(What is expected) Among the entries below, tally each line where the word "⁹⁹ᵐTc" appears and state only the total.

[Opening Available records section]

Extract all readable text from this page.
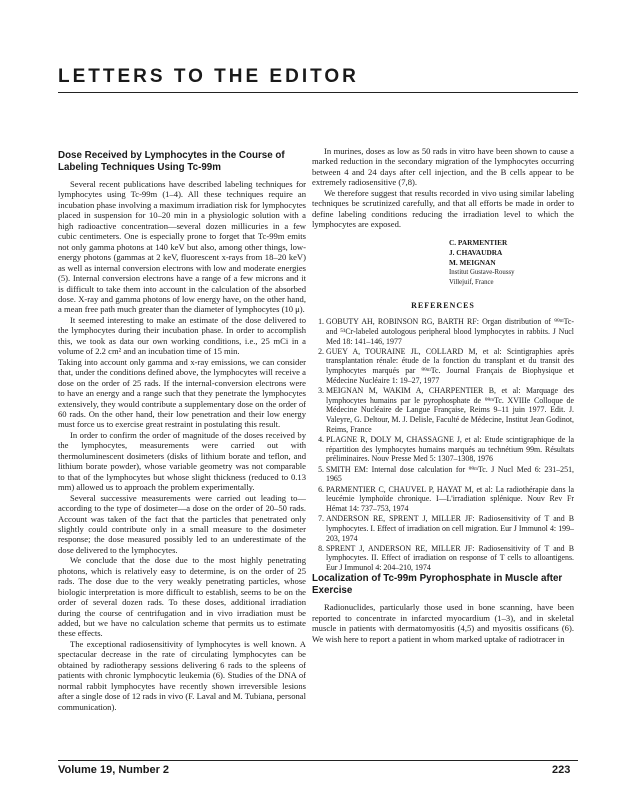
LETTERS TO THE EDITOR
Dose Received by Lymphocytes in the Course of Labeling Techniques Using Tc-99m

Several recent publications have described labeling techniques for lymphocytes using Tc-99m (1–4). All these techniques require an incubation phase involving a maximum irradiation risk for lymphocytes placed in suspension for 10–20 min in a physiologic solution with a high radioactive concentration—several dozen millicuries in a few cubic centimeters. One is especially prone to forget that Tc-99m emits not only gamma photons at 140 keV but also, among other things, low-energy photons (gammas at 2 keV, fluorescent x-rays from 18–20 keV) as well as internal conversion electrons with low and moderate energies (5). Internal conversion electrons have a range of a few microns and it is difficult to take them into account in the calculation of the absorbed dose. X-ray and gamma photons of low energy have, on the other hand, a mean free path much greater than the diameter of lymphocytes (10 μ).

It seemed interesting to make an estimate of the dose delivered to the lymphocytes during their incubation phase. In order to accomplish this, we took as data our own working conditions, i.e., 25 mCi in a volume of 2.2 cm² and an incubation time of 15 min.

Taking into account only gamma and x-ray emissions, we can consider that, under the conditions defined above, the lymphocytes will receive a dose on the order of 25 rads. If the internal-conversion electrons were to have an energy and a range such that they penetrate the lymphocytes extensively, they would contribute a supplementary dose on the order of 60 rads. On the other hand, their low penetration and their low energy must force us to exercise great restraint in postulating this result.

In order to confirm the order of magnitude of the doses received by the lymphocytes, measurements were carried out with thermoluminescent dosimeters (disks of lithium borate and teflon, and lithium borate powder), whose variable geometry was not comparable to that of the lymphocytes but whose slight thickness (reduced to 0.13 mm) allowed us to approach the problem experimentally.

Several successive measurements were carried out leading to—according to the type of dosimeter—a dose on the order of 20–50 rads. Account was taken of the fact that the particles that penetrated only slightly could contribute only in a small measure to the dosimeter response; the dose measured possibly led to an underestimate of the dose delivered to the lymphocytes.

We conclude that the dose due to the most highly penetrating photons, which is relatively easy to determine, is on the order of 25 rads. The dose due to the very weakly penetrating particles, whose biologic interpretation is more difficult to establish, seems to be on the order of several dozen rads. To these doses, additional irradiation during the course of centrifugation and in vivo irradiation must be added, but we have no calculation scheme that permits us to estimate these effects.

The exceptional radiosensitivity of lymphocytes is well known. A spectacular decrease in the rate of circulating lymphocytes can be obtained by radiotherapy sessions delivering 6 rads to the spleens of patients with chronic lymphocytic leukemia (6). Studies of the DNA of normal rabbit lymphocytes have recently shown irreversible lesions after a single dose of 12 rads in vivo (F. Laval and M. Tubiana, personal communication).

In murines, doses as low as 50 rads in vitro have been shown to cause a marked reduction in the secondary migration of the lymphocytes occurring between 4 and 24 days after cell injection, and the B cells appear to be extremely radiosensitive (7,8).

We therefore suggest that results recorded in vivo using similar labeling techniques be scrutinized carefully, and that all efforts be made in order to define labeling conditions reducing the irradiation level to which the lymphocytes are exposed.

C. PARMENTIER
J. CHAVAUDRA
M. MEIGNAN
Institut Gustave-Roussy
Villejuif, France
REFERENCES
1. GOBUTY AH, ROBINSON RG, BARTH RF: Organ distribution of ⁹⁹ᵐTc- and ⁵¹Cr-labeled autologous peripheral blood lymphocytes in rabbits. J Nucl Med 18: 141–146, 1977
2. GUEY A, TOURAINE JL, COLLARD M, et al: Scintigraphies après transplantation rénale: étude de la fonction du transplant et du transit des lymphocytes marqués par ⁹⁹ᵐTc. Journal Français de Biophysique et Médecine Nucléaire 1: 19–27, 1977
3. MEIGNAN M, WAKIM A, CHARPENTIER B, et al: Marquage des lymphocytes humains par le pyrophosphate de ⁹⁹ᵐTc. XVIIIe Colloque de Médecine Nucléaire de Langue Française, Reims 9–11 juin 1977. Edit. J. Valeyre, G. Deltour, M. J. Delisle, Faculté de Médecine, Institut Jean Godinot, Reims, France
4. PLAGNE R, DOLY M, CHASSAGNE J, et al: Etude scintigraphique de la répartition des lymphocytes humains marqués au technétium 99m. Résultats préliminaires. Nouv Presse Med 5: 1307–1308, 1976
5. SMITH EM: Internal dose calculation for ⁹⁹ᵐTc. J Nucl Med 6: 231–251, 1965
6. PARMENTIER C, CHAUVEL P, HAYAT M, et al: La radiothérapie dans la leucémie lymphoïde chronique. I—L'irradiation splénique. Nouv Rev Fr Hémat 14: 737–753, 1974
7. ANDERSON RE, SPRENT J, MILLER JF: Radiosensitivity of T and B lymphocytes. I. Effect of irradiation on cell migration. Eur J Immunol 4: 199–203, 1974
8. SPRENT J, ANDERSON RE, MILLER JF: Radiosensitivity of T and B lymphocytes. II. Effect of irradiation on response of T cells to alloantigens. Eur J Immunol 4: 204–210, 1974
Localization of Tc-99m Pyrophosphate in Muscle after Exercise

Radionuclides, particularly those used in bone scanning, have been reported to concentrate in infarcted myocardium (1–3), and in skeletal muscle in patients with dermatomyositis (4,5) and myositis ossificans (6). We wish here to report a patient in whom marked uptake of radiotracer in

Volume 19, Number 2	223
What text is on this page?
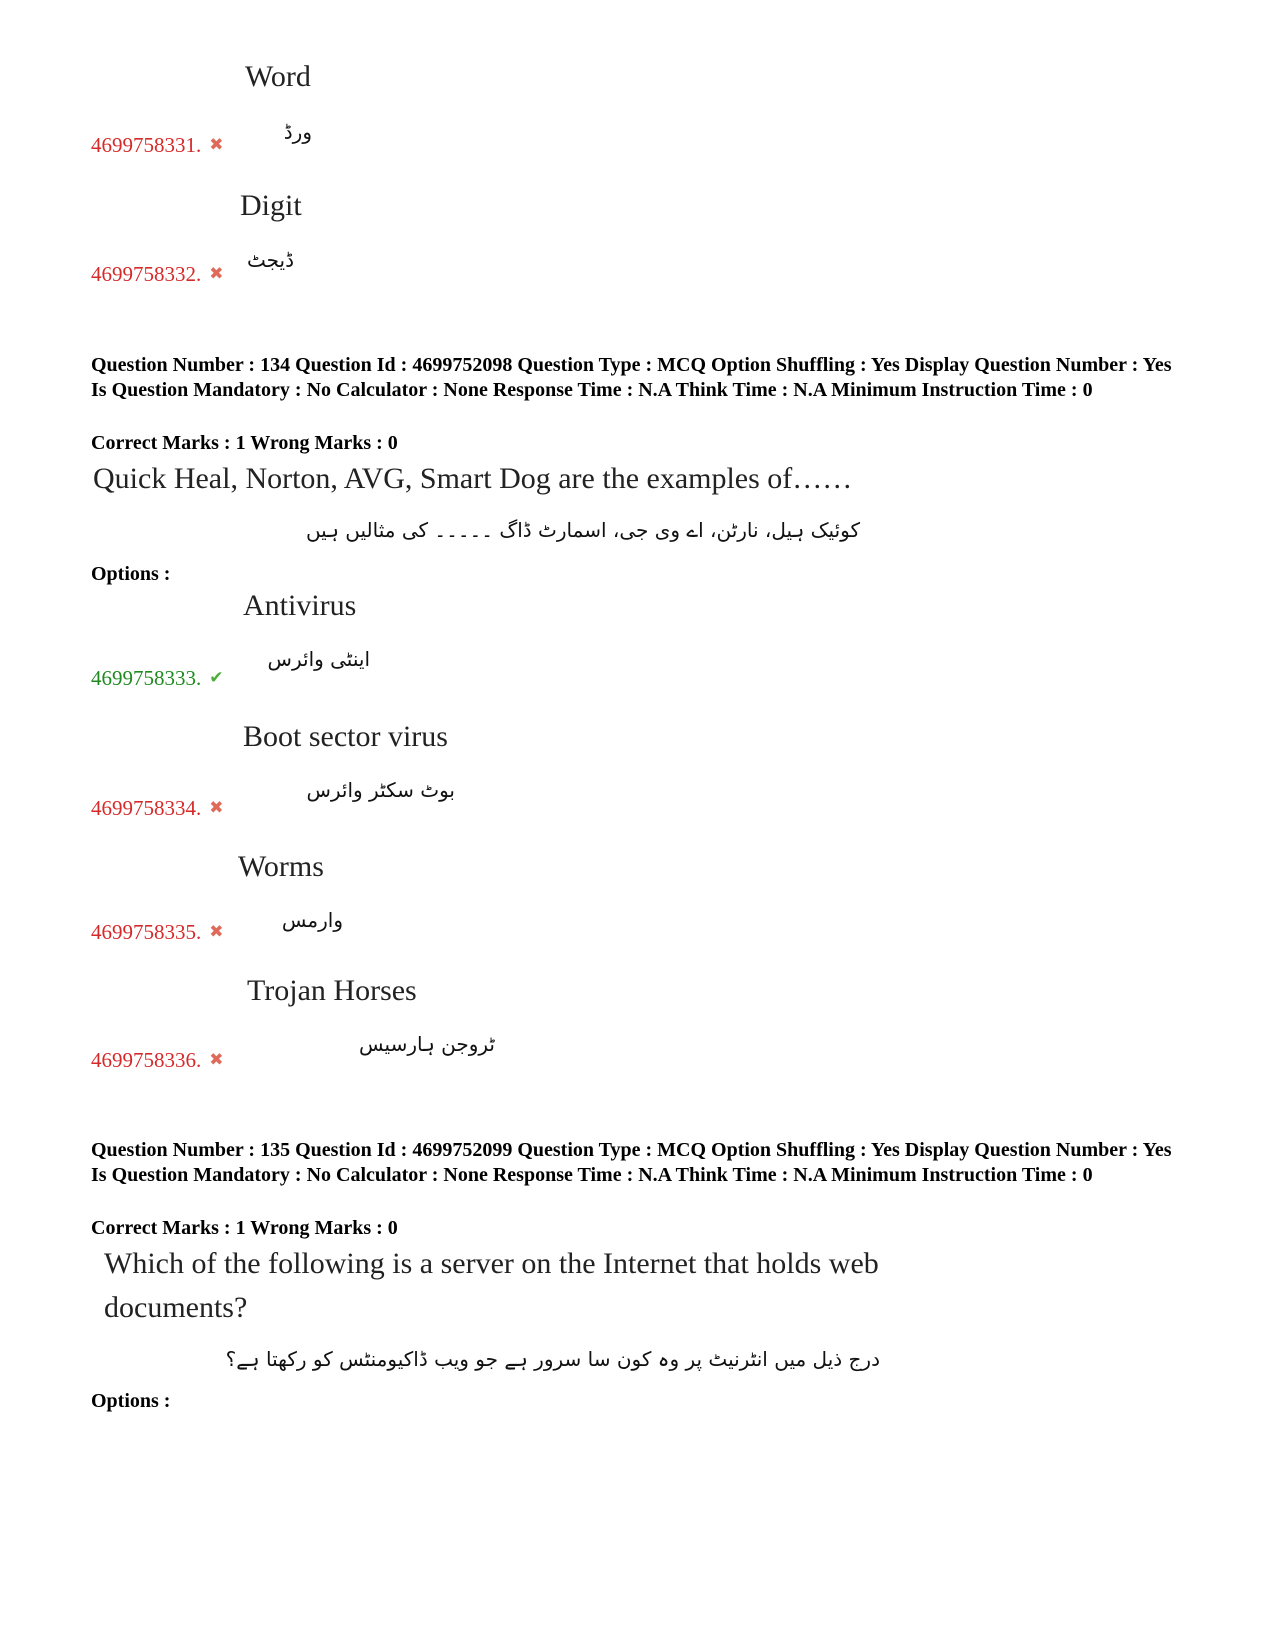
Word
ورڈ
4699758331. ✖
Digit
ڈیجٹ
4699758332. ✖
Question Number : 134 Question Id : 4699752098 Question Type : MCQ Option Shuffling : Yes Display Question Number : Yes Is Question Mandatory : No Calculator : None Response Time : N.A Think Time : N.A Minimum Instruction Time : 0
Correct Marks : 1 Wrong Marks : 0
Quick Heal, Norton, AVG, Smart Dog are the examples of……
کوئیک ہیل، نارٹن، اے وی جی، اسمارٹ ڈاگ ۔۔۔۔۔ کی مثالیں ہیں
Options :
Antivirus
اینٹی وائرس
4699758333. ✔
Boot sector virus
بوٹ سکٹر وائرس
4699758334. ✖
Worms
وارمس
4699758335. ✖
Trojan Horses
ٹروجن ہارسیس
4699758336. ✖
Question Number : 135 Question Id : 4699752099 Question Type : MCQ Option Shuffling : Yes Display Question Number : Yes Is Question Mandatory : No Calculator : None Response Time : N.A Think Time : N.A Minimum Instruction Time : 0
Correct Marks : 1 Wrong Marks : 0
Which of the following is a server on the Internet that holds web documents?
درج ذیل میں انٹرنیٹ پر وہ کون سا سرور ہے جو ویب ڈاکیومنٹس کو رکھتا ہے؟
Options :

[Closing Available records section]

(Solution for this task) 4